-------- Extracted records

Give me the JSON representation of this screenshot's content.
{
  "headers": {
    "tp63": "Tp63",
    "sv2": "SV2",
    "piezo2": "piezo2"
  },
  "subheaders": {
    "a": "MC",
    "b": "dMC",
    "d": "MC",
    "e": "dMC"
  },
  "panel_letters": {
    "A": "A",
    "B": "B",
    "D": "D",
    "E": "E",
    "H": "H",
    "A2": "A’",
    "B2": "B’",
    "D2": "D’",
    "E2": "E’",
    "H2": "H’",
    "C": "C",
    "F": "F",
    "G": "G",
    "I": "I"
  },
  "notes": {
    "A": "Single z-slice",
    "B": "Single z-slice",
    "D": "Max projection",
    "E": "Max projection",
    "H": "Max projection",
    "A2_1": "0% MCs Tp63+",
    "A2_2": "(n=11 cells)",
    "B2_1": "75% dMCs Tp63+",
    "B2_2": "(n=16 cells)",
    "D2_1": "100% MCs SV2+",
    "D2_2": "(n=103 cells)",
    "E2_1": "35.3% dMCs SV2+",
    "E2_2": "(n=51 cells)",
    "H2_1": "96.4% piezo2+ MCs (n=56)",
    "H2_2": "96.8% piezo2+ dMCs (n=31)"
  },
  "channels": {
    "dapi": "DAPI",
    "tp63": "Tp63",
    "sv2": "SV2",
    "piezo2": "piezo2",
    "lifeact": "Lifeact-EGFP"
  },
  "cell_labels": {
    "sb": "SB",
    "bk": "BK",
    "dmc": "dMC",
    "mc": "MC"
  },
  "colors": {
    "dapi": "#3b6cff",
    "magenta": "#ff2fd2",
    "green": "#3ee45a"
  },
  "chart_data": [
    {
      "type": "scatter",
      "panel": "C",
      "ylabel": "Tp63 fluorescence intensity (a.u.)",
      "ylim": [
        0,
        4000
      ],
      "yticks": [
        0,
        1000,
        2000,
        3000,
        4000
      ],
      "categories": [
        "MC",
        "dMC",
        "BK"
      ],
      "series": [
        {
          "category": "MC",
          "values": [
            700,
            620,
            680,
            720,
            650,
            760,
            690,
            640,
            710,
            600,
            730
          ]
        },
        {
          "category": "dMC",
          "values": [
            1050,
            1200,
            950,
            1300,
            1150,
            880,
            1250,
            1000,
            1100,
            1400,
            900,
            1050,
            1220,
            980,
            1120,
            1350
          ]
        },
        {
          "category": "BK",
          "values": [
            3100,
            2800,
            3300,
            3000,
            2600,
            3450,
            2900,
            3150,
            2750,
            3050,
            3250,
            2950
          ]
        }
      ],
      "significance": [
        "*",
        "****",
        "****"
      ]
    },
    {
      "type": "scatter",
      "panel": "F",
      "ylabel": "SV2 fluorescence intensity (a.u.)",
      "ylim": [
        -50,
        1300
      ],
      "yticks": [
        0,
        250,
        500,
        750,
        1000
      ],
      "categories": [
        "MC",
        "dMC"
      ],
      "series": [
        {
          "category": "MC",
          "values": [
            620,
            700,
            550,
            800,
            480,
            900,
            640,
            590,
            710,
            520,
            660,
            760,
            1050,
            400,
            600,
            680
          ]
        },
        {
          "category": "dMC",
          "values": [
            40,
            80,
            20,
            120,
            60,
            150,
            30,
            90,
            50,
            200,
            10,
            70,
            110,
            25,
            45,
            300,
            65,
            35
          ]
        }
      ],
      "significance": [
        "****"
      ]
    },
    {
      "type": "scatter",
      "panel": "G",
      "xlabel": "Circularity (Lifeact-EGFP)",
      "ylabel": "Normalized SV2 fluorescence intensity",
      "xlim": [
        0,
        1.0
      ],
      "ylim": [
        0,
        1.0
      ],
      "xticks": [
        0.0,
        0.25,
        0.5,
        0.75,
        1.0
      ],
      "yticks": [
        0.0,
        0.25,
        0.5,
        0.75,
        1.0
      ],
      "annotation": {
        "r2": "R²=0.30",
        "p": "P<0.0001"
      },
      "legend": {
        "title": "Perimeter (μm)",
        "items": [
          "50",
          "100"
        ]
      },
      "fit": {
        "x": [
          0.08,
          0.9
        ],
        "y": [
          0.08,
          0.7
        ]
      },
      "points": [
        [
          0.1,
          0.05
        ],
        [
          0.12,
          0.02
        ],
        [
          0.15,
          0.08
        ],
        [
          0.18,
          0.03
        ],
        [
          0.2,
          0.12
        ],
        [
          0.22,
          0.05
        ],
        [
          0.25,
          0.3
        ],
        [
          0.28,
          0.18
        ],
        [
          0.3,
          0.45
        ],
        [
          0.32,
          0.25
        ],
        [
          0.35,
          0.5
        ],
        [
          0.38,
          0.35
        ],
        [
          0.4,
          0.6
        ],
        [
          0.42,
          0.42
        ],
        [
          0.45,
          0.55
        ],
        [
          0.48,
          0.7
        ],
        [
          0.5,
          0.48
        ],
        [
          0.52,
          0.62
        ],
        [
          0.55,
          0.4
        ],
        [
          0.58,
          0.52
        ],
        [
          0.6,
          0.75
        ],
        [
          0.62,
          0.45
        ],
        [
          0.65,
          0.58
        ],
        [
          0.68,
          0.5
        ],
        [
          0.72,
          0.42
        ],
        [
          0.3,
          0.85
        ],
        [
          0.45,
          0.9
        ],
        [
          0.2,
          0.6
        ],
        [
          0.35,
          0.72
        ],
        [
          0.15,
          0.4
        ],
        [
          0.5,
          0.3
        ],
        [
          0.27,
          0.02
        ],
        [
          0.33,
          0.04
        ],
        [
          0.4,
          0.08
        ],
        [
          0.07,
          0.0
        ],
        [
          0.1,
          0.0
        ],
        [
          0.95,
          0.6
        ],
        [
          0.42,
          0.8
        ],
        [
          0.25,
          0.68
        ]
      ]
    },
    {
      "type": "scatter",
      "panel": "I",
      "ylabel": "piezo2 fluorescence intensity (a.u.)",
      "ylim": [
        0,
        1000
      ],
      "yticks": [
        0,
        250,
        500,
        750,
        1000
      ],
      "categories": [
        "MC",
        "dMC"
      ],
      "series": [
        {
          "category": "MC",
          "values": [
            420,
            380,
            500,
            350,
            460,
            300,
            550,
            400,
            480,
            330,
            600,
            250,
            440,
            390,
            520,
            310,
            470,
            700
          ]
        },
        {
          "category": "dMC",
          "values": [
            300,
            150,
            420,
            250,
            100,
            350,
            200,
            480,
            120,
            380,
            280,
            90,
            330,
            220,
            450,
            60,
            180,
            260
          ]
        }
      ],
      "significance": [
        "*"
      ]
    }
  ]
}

----------------

Work out, please, how many lines above contain "EGFP"; answer only with the number.

# Answer section
2